Each line containing the word "نائب" must be collected.

..............................

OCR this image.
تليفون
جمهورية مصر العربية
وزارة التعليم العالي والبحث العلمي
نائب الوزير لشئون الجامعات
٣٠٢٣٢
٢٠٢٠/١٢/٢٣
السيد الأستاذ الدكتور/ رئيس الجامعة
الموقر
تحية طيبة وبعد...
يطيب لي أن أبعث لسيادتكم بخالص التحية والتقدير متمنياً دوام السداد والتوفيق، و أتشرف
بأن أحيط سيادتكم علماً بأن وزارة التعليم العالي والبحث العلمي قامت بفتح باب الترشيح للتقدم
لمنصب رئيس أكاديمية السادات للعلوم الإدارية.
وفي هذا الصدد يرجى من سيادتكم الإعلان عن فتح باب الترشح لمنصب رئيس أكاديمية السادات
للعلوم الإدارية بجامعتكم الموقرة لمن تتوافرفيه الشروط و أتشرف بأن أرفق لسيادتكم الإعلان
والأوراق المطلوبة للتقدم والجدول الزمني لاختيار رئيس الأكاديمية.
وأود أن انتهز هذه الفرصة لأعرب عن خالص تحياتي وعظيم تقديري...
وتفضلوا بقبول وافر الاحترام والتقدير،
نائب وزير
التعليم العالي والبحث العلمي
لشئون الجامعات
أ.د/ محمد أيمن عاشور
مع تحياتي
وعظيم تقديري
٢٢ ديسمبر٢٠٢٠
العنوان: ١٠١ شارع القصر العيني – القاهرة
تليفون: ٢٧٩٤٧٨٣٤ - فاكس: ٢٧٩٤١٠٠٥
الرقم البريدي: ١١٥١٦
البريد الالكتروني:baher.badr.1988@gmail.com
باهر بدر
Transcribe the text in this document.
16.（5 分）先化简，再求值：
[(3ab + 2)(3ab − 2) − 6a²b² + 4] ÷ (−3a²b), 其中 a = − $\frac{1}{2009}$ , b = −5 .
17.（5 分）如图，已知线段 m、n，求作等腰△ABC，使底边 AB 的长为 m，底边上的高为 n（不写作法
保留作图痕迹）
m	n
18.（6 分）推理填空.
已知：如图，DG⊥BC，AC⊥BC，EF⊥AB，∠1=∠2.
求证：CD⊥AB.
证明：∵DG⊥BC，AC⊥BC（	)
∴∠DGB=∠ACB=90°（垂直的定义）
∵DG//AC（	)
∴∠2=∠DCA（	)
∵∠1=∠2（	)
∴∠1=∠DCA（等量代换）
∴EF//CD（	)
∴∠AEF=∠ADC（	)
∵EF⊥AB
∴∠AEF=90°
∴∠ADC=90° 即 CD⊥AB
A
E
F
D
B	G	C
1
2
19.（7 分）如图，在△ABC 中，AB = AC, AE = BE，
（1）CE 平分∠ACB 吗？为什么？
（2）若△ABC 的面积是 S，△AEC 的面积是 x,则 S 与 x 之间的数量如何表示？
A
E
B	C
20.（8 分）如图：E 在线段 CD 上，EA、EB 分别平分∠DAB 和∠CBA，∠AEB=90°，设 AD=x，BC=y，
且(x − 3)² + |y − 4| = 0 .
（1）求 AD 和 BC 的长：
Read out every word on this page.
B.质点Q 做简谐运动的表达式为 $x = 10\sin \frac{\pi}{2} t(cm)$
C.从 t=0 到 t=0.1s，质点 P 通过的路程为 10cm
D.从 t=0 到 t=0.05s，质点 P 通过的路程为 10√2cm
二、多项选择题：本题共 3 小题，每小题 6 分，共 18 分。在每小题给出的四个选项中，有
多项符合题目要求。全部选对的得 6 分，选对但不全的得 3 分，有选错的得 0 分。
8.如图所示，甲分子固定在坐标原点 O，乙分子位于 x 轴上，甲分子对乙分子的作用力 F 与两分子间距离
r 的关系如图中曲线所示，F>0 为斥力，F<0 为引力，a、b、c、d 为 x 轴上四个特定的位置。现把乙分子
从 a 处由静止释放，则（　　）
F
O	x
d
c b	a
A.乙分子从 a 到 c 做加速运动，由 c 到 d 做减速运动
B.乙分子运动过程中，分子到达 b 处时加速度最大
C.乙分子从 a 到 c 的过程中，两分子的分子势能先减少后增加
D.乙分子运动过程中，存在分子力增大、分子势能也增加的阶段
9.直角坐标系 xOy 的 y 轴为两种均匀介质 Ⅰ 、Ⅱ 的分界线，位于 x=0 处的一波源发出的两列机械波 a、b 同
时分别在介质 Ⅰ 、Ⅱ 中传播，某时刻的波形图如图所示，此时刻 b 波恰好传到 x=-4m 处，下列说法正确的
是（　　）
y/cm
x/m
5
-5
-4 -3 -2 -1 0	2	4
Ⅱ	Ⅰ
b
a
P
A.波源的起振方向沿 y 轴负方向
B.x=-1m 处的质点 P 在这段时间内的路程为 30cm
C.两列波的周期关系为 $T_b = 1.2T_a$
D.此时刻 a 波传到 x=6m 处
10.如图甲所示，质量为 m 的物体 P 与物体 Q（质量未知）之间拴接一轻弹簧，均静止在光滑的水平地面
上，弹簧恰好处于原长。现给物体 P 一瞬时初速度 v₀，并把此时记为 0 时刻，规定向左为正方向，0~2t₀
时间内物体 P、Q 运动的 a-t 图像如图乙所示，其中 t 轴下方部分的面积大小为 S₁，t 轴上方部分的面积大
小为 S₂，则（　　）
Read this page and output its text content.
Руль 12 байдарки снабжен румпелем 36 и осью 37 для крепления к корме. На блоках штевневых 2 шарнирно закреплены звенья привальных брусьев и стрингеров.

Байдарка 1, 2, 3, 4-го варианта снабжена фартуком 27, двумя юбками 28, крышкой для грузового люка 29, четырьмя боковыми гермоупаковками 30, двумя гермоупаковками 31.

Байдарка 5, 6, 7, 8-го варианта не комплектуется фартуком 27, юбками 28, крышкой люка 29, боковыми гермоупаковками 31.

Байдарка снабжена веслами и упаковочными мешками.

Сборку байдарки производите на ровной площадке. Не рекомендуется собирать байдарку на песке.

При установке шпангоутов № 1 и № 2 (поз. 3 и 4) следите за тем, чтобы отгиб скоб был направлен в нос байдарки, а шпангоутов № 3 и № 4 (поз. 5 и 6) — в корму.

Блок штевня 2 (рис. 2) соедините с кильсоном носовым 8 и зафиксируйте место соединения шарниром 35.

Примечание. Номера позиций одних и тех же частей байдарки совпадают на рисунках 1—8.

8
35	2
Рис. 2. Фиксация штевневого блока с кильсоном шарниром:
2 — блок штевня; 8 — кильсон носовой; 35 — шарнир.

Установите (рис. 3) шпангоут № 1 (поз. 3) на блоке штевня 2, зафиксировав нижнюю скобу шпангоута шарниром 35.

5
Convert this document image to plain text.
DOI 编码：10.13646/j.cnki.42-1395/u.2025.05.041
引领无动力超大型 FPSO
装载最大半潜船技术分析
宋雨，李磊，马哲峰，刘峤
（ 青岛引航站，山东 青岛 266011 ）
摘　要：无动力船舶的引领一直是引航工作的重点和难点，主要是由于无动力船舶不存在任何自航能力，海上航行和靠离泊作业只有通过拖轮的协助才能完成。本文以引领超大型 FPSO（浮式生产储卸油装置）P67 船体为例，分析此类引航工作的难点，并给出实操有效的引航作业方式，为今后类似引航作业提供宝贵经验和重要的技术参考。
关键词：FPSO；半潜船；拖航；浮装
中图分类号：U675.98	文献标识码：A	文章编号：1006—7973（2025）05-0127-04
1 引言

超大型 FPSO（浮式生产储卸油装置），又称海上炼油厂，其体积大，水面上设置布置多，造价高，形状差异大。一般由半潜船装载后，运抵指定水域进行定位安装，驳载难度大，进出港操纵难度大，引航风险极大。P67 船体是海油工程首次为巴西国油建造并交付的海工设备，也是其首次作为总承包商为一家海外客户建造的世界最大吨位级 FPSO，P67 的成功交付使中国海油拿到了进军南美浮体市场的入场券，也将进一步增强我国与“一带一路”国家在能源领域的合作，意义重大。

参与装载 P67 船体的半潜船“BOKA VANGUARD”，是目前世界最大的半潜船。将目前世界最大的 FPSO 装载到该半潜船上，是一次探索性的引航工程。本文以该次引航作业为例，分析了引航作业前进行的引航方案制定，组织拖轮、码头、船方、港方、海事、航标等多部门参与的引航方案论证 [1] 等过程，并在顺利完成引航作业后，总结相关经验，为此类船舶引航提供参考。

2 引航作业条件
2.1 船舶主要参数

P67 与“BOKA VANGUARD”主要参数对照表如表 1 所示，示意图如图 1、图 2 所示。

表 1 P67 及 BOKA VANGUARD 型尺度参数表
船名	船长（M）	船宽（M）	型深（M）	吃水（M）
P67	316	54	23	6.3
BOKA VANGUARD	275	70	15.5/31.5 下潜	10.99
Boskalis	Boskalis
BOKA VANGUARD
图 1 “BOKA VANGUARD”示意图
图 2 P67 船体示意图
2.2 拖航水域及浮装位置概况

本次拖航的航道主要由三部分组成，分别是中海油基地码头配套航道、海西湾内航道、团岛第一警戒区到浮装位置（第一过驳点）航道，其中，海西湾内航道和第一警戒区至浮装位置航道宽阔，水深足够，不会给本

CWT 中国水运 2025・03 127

..............................

### FINISHED EXERCISE
نائب الوزير لشئون الجامعات
نائب وزير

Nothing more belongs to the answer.